:: Exercise directions ::
Retype every entry exactly, character for character.

Raw records

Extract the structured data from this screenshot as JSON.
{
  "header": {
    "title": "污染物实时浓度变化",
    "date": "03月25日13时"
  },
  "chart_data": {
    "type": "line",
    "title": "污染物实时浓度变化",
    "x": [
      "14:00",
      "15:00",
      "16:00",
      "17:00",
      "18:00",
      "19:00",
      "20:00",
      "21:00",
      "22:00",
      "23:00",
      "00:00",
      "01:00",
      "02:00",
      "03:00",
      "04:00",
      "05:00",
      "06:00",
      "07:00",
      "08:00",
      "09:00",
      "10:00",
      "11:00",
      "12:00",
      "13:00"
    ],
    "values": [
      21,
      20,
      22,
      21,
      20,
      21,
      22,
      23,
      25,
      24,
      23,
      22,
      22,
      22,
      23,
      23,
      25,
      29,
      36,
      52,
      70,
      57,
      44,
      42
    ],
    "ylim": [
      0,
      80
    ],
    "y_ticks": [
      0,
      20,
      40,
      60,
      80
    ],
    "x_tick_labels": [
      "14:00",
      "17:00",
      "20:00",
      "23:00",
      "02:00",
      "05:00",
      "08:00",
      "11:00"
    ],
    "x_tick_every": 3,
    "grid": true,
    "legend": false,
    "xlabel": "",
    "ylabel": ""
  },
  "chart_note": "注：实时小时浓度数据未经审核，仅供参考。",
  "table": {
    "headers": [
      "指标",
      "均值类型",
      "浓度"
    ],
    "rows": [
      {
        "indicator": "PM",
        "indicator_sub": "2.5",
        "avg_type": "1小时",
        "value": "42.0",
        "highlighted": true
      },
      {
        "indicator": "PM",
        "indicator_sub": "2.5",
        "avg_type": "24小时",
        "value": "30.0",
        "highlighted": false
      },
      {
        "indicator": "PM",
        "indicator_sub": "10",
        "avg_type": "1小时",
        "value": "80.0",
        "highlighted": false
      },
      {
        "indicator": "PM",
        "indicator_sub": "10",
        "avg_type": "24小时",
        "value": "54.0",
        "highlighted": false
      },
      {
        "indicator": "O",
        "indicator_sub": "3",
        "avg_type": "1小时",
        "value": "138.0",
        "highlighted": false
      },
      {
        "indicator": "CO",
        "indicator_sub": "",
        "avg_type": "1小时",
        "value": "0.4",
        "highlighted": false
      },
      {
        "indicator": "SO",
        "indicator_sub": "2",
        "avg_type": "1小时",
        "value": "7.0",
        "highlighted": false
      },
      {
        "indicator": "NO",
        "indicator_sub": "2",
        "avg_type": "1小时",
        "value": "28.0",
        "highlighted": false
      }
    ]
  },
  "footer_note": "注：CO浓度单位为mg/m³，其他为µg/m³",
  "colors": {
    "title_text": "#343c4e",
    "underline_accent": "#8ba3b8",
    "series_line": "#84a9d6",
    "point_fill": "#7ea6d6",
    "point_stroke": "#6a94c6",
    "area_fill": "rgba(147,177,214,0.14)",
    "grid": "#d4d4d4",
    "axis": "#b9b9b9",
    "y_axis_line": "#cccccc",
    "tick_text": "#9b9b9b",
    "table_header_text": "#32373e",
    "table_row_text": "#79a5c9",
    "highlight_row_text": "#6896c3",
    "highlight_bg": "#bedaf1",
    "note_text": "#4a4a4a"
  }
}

:: Result ::
Extract the structured data from this screenshot as JSON.
{
  "header": {
    "title": "污染物实时浓度变化",
    "date": "03月25日13时"
  },
  "chart_data": {
    "type": "line",
    "title": "污染物实时浓度变化",
    "x": [
      "14:00",
      "15:00",
      "16:00",
      "17:00",
      "18:00",
      "19:00",
      "20:00",
      "21:00",
      "22:00",
      "23:00",
      "00:00",
      "01:00",
      "02:00",
      "03:00",
      "04:00",
      "05:00",
      "06:00",
      "07:00",
      "08:00",
      "09:00",
      "10:00",
      "11:00",
      "12:00",
      "13:00"
    ],
    "values": [
      21,
      20,
      22,
      21,
      20,
      21,
      22,
      23,
      25,
      24,
      23,
      22,
      22,
      22,
      23,
      23,
      25,
      29,
      36,
      52,
      70,
      57,
      44,
      42
    ],
    "ylim": [
      0,
      80
    ],
    "y_ticks": [
      0,
      20,
      40,
      60,
      80
    ],
    "x_tick_labels": [
      "14:00",
      "17:00",
      "20:00",
      "23:00",
      "02:00",
      "05:00",
      "08:00",
      "11:00"
    ],
    "x_tick_every": 3,
    "grid": true,
    "legend": false,
    "xlabel": "",
    "ylabel": ""
  },
  "chart_note": "注：实时小时浓度数据未经审核，仅供参考。",
  "table": {
    "headers": [
      "指标",
      "均值类型",
      "浓度"
    ],
    "rows": [
      {
        "indicator": "PM",
        "indicator_sub": "2.5",
        "avg_type": "1小时",
        "value": "42.0",
        "highlighted": true
      },
      {
        "indicator": "PM",
        "indicator_sub": "2.5",
        "avg_type": "24小时",
        "value": "30.0",
        "highlighted": false
      },
      {
        "indicator": "PM",
        "indicator_sub": "10",
        "avg_type": "1小时",
        "value": "80.0",
        "highlighted": false
      },
      {
        "indicator": "PM",
        "indicator_sub": "10",
        "avg_type": "24小时",
        "value": "54.0",
        "highlighted": false
      },
      {
        "indicator": "O",
        "indicator_sub": "3",
        "avg_type": "1小时",
        "value": "138.0",
        "highlighted": false
      },
      {
        "indicator": "CO",
        "indicator_sub": "",
        "avg_type": "1小时",
        "value": "0.4",
        "highlighted": false
      },
      {
        "indicator": "SO",
        "indicator_sub": "2",
        "avg_type": "1小时",
        "value": "7.0",
        "highlighted": false
      },
      {
        "indicator": "NO",
        "indicator_sub": "2",
        "avg_type": "1小时",
        "value": "28.0",
        "highlighted": false
      }
    ]
  },
  "footer_note": "注：CO浓度单位为mg/m³，其他为µg/m³",
  "colors": {
    "title_text": "#343c4e",
    "underline_accent": "#8ba3b8",
    "series_line": "#84a9d6",
    "point_fill": "#7ea6d6",
    "point_stroke": "#6a94c6",
    "area_fill": "rgba(147,177,214,0.14)",
    "grid": "#d4d4d4",
    "axis": "#b9b9b9",
    "y_axis_line": "#cccccc",
    "tick_text": "#9b9b9b",
    "table_header_text": "#32373e",
    "table_row_text": "#79a5c9",
    "highlight_row_text": "#6896c3",
    "highlight_bg": "#bedaf1",
    "note_text": "#4a4a4a"
  }
}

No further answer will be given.